- Data listing
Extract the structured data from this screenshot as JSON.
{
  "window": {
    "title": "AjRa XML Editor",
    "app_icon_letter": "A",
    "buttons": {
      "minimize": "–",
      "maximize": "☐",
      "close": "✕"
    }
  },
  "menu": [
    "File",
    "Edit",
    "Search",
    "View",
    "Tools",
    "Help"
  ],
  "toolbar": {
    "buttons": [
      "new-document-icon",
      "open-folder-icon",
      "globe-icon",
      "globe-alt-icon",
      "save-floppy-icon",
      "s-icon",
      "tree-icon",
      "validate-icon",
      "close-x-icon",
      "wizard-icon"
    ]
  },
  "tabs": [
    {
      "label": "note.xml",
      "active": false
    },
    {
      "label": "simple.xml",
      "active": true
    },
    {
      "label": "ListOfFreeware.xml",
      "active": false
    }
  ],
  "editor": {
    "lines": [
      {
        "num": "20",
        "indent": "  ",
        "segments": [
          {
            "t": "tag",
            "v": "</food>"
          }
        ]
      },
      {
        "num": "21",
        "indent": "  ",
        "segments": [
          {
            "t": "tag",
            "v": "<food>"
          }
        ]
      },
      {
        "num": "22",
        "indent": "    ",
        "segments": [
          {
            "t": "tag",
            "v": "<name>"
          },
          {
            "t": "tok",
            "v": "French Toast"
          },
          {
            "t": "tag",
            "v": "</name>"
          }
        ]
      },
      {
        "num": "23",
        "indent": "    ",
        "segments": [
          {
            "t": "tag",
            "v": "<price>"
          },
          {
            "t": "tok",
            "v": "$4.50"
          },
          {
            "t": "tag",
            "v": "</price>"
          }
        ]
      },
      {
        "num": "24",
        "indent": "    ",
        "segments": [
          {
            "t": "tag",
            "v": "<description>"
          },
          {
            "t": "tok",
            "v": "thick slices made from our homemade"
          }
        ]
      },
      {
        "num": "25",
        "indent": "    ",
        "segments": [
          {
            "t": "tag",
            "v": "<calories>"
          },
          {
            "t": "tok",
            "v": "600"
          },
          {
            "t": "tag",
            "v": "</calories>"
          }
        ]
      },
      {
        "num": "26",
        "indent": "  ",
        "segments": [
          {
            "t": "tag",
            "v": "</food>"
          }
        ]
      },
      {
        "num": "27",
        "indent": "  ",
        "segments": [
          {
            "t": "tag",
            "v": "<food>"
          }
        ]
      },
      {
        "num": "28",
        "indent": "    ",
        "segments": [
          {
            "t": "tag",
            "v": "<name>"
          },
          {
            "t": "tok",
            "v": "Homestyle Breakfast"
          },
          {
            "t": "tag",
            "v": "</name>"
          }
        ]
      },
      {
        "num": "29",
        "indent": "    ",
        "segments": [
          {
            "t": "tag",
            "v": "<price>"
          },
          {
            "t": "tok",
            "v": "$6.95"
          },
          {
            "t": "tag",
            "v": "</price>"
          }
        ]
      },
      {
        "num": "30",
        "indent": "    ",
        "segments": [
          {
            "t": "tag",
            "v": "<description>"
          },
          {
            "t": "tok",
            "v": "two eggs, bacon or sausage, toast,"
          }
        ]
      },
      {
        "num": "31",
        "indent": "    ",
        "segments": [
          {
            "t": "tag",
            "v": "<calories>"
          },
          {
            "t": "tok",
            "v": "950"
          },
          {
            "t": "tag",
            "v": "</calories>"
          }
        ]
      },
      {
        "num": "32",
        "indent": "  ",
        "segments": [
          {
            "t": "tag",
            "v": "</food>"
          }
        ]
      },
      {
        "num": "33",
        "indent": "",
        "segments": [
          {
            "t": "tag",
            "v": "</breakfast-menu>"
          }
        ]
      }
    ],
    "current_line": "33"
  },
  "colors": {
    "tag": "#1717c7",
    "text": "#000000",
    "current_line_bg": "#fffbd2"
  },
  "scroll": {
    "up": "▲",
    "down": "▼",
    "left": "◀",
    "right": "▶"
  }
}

- Written request
Find every line in the records that contains the word "label"; copy those lines.

- Worked answer
      "label": "note.xml",
      "label": "simple.xml",
      "label": "ListOfFreeware.xml",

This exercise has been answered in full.